## TASK DIRECTIONS:
Filter this material down to the lines that hold "JSON", copying each one.
——————————
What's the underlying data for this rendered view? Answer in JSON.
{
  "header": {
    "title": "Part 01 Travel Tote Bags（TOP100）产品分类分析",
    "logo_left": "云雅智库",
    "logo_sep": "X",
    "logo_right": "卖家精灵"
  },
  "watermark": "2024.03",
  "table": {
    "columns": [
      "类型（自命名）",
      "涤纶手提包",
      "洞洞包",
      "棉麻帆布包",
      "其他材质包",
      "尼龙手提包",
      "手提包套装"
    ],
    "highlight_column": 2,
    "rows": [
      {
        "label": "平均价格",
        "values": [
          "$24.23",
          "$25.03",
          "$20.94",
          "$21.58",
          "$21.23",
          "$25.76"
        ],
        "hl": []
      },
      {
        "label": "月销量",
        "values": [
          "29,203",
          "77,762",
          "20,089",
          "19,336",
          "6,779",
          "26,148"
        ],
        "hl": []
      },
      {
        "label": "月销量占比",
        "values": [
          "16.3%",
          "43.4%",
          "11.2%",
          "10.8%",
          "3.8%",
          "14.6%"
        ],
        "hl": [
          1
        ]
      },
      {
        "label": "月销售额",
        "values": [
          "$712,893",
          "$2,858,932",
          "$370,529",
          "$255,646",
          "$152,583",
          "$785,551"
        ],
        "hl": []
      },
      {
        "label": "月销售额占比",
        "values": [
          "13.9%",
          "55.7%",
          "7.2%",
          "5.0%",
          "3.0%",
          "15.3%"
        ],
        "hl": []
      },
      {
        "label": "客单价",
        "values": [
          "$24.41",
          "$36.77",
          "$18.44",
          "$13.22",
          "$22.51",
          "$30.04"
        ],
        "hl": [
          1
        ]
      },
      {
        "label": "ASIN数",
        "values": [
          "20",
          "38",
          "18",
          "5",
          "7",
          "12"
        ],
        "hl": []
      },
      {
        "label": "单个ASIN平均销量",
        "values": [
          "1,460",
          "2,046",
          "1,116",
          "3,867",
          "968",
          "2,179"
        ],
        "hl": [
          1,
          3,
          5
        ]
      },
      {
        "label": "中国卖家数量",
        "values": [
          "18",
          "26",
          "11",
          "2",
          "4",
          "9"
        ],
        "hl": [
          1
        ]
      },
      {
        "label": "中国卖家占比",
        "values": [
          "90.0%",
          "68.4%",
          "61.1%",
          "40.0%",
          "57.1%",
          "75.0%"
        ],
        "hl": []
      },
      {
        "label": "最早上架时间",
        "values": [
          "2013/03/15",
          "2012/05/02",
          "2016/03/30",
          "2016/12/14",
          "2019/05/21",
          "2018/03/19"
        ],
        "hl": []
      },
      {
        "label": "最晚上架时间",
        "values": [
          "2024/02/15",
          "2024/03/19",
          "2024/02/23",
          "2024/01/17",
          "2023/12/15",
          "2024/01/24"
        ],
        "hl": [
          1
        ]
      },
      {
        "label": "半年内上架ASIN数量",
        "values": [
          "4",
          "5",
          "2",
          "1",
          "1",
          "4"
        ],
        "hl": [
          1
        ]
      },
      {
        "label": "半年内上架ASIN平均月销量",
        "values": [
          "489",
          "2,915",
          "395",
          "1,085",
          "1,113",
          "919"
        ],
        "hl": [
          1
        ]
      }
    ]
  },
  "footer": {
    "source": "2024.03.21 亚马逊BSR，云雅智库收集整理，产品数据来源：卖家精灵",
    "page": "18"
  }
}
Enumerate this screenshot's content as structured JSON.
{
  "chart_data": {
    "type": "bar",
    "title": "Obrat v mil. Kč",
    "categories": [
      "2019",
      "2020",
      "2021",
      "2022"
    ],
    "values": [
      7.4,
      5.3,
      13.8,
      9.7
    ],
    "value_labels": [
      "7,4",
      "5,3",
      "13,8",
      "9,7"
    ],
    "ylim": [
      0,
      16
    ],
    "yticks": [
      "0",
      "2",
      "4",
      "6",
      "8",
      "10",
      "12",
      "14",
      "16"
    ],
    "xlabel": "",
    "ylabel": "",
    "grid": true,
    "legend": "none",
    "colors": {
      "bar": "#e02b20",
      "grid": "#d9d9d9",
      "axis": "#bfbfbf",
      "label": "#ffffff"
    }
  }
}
——————————
## TASK RESULT:
What's the underlying data for this rendered view? Answer in JSON.
Enumerate this screenshot's content as structured JSON.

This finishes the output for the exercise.